• **Stated task**
Copy each line of the records that contains the word "vibrate".

Dataset records
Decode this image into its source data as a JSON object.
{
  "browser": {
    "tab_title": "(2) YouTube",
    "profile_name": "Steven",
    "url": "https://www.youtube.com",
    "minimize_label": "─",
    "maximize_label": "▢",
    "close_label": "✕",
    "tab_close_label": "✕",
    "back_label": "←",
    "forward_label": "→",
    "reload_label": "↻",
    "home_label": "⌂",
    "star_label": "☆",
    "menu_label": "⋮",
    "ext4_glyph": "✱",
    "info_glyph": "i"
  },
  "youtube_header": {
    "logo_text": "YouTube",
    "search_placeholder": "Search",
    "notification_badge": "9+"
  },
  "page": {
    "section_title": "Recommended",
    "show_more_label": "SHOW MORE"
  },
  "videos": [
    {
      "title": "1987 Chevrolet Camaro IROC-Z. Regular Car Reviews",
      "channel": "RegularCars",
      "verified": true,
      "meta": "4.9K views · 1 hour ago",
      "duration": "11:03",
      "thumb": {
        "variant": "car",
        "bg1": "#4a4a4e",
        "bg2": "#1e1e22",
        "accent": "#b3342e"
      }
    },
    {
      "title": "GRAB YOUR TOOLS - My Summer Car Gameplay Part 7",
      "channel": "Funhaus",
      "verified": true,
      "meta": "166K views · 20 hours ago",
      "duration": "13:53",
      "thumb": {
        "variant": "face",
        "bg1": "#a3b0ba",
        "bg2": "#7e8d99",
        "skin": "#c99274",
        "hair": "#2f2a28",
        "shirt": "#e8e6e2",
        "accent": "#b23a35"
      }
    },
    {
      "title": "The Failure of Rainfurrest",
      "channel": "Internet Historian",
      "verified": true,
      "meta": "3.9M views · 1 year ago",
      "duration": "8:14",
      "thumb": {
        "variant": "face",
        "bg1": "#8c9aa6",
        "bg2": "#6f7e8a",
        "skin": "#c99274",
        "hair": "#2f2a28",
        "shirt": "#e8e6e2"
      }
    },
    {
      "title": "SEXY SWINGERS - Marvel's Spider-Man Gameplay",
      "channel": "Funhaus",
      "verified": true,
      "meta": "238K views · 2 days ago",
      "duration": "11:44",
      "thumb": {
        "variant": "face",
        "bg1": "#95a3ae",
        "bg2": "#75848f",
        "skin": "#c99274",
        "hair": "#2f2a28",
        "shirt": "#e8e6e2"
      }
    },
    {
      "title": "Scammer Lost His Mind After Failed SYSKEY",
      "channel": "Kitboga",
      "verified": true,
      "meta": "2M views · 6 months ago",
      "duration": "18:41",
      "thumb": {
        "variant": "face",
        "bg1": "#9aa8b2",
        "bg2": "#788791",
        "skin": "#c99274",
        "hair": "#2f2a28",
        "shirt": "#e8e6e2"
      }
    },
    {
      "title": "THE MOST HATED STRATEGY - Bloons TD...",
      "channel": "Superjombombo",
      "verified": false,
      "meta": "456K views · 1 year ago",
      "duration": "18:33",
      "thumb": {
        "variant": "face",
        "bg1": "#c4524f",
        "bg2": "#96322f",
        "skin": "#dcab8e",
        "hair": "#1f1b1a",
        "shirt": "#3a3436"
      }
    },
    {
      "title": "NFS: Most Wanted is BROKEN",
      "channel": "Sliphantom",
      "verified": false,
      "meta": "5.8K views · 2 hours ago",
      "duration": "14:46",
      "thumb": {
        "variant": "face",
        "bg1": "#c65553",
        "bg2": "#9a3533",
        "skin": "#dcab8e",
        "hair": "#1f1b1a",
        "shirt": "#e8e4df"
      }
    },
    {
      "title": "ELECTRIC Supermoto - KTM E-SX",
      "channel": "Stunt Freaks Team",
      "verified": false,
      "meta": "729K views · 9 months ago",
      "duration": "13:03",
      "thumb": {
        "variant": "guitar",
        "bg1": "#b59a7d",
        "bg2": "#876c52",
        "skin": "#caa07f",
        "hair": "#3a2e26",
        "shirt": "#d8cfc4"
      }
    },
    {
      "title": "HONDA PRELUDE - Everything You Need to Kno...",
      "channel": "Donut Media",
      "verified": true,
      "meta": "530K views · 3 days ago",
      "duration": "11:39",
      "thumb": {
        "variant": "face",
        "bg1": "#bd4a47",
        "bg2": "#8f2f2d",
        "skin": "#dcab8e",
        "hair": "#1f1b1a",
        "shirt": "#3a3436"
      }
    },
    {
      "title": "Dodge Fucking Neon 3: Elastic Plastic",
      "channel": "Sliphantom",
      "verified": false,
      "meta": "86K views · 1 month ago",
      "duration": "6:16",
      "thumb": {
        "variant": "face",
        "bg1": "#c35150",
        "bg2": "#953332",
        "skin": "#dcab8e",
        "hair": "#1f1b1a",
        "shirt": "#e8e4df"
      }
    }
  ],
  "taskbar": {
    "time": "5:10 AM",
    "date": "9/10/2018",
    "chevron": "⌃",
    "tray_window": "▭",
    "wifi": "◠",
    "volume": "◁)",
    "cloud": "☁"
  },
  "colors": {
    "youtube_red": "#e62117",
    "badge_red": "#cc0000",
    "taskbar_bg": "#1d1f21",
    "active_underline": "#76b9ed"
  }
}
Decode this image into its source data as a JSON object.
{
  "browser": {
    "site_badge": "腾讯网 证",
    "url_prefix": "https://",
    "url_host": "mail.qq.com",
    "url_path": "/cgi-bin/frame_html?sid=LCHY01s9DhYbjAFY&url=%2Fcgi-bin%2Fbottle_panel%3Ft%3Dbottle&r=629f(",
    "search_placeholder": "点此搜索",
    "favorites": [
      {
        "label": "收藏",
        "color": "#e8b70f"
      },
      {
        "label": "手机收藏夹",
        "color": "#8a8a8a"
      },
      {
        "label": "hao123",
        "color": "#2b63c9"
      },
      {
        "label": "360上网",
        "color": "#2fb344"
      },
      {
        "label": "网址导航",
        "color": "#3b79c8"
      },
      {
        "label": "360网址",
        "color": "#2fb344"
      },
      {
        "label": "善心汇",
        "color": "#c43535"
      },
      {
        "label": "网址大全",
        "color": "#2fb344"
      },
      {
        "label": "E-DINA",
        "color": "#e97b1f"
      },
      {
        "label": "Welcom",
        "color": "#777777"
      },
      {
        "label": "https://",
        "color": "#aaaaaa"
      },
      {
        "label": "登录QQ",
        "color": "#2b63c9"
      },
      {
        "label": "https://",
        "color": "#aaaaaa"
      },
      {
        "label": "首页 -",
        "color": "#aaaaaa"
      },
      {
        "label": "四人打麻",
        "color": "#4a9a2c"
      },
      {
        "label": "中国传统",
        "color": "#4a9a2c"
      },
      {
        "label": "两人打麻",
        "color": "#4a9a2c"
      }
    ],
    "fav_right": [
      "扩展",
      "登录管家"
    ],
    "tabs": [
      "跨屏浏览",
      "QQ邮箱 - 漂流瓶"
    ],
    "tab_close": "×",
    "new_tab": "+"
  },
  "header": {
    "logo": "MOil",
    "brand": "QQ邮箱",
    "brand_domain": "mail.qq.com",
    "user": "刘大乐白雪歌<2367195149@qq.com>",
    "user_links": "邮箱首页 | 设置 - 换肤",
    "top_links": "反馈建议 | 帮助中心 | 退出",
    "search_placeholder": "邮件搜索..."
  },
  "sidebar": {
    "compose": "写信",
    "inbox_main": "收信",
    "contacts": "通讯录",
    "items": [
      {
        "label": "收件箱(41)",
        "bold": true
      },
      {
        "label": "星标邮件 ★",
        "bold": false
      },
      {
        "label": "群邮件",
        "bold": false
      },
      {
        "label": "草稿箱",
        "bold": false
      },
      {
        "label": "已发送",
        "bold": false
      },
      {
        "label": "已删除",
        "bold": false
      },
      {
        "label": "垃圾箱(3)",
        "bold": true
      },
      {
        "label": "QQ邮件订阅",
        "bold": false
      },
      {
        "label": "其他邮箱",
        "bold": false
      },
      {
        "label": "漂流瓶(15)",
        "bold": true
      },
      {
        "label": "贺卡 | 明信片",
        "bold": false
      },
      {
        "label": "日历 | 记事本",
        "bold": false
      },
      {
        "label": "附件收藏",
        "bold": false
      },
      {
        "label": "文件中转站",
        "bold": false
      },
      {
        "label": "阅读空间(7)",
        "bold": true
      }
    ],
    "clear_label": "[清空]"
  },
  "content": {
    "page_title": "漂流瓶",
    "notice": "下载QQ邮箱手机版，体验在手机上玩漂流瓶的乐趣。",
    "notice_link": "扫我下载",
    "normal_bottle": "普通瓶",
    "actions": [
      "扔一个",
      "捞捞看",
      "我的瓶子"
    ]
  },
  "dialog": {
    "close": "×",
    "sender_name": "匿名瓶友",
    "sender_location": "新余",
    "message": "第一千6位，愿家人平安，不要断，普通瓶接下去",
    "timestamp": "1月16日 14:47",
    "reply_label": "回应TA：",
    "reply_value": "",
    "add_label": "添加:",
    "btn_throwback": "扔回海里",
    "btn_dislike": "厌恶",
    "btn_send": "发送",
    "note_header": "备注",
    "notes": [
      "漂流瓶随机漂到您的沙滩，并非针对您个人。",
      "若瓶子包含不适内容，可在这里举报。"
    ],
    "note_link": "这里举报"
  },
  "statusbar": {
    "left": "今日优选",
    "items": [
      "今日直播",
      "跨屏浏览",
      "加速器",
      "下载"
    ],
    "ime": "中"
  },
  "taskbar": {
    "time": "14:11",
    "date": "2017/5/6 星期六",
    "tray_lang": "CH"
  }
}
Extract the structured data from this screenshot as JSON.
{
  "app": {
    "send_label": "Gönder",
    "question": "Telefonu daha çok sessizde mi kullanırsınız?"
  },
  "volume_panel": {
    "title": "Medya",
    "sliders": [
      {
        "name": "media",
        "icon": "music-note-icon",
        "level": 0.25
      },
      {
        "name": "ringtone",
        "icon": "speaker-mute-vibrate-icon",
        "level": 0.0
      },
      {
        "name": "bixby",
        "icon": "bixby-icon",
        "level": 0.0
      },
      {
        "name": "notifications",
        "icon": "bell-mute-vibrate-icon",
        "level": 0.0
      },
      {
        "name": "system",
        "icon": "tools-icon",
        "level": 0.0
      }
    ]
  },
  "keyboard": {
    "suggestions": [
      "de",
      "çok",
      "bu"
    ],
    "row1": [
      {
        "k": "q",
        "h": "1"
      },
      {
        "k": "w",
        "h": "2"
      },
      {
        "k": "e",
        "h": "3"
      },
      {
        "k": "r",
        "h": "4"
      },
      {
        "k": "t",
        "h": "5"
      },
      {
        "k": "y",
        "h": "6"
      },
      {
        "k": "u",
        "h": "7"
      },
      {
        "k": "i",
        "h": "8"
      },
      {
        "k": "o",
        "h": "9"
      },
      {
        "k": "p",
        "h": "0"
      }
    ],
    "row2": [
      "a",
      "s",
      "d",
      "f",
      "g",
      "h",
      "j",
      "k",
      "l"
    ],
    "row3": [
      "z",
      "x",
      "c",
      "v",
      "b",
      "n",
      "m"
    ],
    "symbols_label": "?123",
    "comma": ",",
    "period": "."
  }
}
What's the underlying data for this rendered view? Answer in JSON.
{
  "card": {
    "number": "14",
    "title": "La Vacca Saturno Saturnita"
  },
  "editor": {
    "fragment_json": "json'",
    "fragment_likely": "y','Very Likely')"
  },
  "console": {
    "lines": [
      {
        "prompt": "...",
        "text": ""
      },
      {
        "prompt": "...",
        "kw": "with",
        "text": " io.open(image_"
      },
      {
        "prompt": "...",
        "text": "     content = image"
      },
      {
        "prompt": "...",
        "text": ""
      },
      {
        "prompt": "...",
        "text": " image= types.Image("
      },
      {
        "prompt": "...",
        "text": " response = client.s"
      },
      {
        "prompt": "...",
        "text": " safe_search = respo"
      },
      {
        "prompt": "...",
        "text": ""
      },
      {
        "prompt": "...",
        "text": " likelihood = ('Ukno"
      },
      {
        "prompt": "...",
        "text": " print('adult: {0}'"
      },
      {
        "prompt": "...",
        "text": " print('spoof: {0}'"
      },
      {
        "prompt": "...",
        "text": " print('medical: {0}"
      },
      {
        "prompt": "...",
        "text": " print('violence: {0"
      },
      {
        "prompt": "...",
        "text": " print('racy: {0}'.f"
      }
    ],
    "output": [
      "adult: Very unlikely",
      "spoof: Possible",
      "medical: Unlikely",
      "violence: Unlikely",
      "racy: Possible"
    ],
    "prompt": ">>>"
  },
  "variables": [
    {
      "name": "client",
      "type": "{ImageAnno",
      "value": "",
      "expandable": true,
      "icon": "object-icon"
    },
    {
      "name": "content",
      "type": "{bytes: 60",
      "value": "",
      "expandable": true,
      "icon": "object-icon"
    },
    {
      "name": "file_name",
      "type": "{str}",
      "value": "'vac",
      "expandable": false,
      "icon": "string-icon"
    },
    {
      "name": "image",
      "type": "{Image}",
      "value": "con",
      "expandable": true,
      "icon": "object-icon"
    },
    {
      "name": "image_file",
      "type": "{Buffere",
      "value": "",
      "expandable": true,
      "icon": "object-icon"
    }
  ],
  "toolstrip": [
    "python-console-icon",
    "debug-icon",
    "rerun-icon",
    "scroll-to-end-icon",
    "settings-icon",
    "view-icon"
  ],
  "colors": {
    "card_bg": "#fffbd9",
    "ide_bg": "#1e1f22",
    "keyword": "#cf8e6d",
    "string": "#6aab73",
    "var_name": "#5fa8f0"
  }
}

• **Expected output**
        "icon": "speaker-mute-vibrate-icon",
        "icon": "bell-mute-vibrate-icon",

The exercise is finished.